**SHORT EXERCISE**
Gather, from the listing beneath this task, every line holding the string "Blick".

**SOURCE RECORDS**
• • • • • • •

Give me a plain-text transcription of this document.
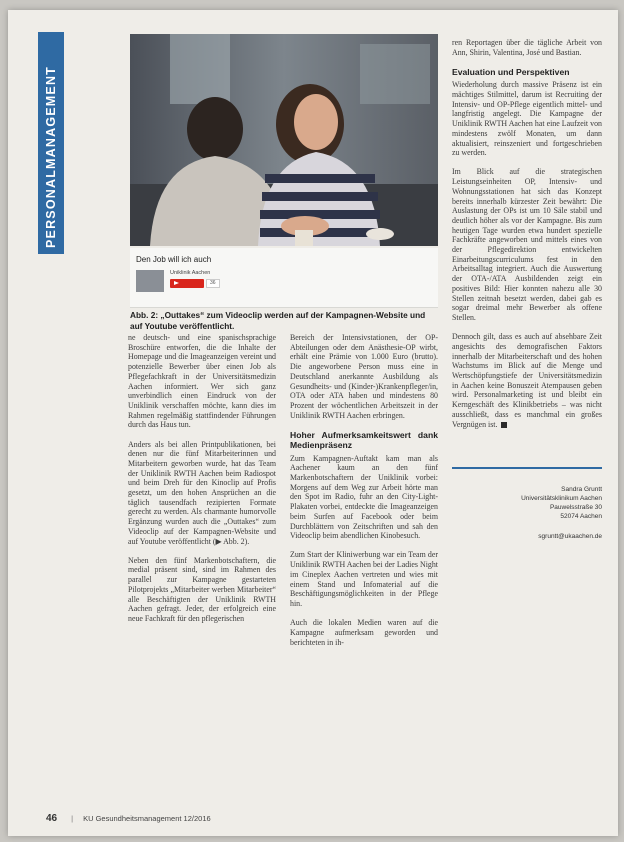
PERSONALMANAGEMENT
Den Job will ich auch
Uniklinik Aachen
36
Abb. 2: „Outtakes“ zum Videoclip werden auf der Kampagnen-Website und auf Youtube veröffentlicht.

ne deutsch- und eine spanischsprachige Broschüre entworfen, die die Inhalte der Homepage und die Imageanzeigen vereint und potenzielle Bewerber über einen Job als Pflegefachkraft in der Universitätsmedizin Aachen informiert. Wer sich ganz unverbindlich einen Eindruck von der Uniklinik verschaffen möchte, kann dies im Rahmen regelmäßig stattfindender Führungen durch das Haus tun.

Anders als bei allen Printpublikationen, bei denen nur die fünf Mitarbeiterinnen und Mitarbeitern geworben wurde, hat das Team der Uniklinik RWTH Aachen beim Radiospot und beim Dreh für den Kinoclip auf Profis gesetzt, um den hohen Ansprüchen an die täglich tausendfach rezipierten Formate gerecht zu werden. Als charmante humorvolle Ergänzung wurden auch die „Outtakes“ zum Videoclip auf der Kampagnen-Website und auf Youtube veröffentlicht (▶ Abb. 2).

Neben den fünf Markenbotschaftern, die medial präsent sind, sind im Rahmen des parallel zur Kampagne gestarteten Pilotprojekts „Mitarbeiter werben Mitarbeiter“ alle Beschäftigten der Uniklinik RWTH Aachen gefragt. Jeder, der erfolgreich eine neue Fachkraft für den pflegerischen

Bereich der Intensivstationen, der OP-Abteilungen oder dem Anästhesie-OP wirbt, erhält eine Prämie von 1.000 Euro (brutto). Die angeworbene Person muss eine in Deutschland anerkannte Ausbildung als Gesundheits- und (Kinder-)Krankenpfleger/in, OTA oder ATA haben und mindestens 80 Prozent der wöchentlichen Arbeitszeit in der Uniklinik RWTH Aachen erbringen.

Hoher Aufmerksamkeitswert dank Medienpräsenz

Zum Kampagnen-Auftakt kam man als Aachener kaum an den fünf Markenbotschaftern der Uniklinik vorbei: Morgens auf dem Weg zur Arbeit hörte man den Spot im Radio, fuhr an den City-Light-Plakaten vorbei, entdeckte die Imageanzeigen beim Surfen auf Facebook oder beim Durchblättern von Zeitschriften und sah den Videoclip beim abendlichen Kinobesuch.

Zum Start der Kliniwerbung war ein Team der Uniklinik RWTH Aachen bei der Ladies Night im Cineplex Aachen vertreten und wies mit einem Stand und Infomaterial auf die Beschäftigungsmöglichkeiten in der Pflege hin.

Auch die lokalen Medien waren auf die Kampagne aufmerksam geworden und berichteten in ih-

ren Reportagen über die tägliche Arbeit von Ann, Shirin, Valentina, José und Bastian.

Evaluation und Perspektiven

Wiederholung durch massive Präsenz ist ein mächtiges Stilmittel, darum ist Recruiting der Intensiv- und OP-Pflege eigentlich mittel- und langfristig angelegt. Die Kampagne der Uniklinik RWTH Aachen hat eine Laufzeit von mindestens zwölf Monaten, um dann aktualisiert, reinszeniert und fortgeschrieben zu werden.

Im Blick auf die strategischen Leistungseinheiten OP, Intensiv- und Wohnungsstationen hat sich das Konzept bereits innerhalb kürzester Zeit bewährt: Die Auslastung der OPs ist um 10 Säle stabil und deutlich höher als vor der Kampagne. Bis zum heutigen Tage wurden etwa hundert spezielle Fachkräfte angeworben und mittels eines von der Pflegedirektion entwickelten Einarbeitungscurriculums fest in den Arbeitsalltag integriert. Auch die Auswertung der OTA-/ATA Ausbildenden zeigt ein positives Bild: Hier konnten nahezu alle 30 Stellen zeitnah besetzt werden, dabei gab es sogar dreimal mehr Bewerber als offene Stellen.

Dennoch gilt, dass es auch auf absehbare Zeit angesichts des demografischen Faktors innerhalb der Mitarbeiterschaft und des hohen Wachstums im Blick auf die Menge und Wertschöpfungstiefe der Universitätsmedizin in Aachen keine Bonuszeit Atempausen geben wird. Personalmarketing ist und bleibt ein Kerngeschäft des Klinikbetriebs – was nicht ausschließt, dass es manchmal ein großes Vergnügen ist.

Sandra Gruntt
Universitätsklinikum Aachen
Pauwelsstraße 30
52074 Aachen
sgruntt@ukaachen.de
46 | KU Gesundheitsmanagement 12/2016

• • • • • • •

**ANSWER TO THE TASK**
Im Blick auf die strategischen Leistungseinheiten OP, Intensiv- und Wohnungsstationen hat sich das Konzept bereits innerhalb kürzester Zeit bewährt: Die Auslastung der OPs ist um 10 Säle stabil und deutlich höher als vor der Kampagne. Bis zum heutigen Tage wurden etwa hundert spezielle Fachkräfte angeworben und mittels eines von der Pflegedirektion entwickelten Einarbeitungscurriculums fest in den Arbeitsalltag integriert. Auch die Auswertung der OTA-/ATA Ausbildenden zeigt ein positives Bild: Hier konnten nahezu alle 30 Stellen zeitnah besetzt werden, dabei gab es sogar dreimal mehr Bewerber als offene Stellen.
Dennoch gilt, dass es auch auf absehbare Zeit angesichts des demografischen Faktors innerhalb der Mitarbeiterschaft und des hohen Wachstums im Blick auf die Menge und Wertschöpfungstiefe der Universitätsmedizin in Aachen keine Bonuszeit Atempausen geben wird. Personalmarketing ist und bleibt ein Kerngeschäft des Klinikbetriebs – was nicht ausschließt, dass es manchmal ein großes Vergnügen ist.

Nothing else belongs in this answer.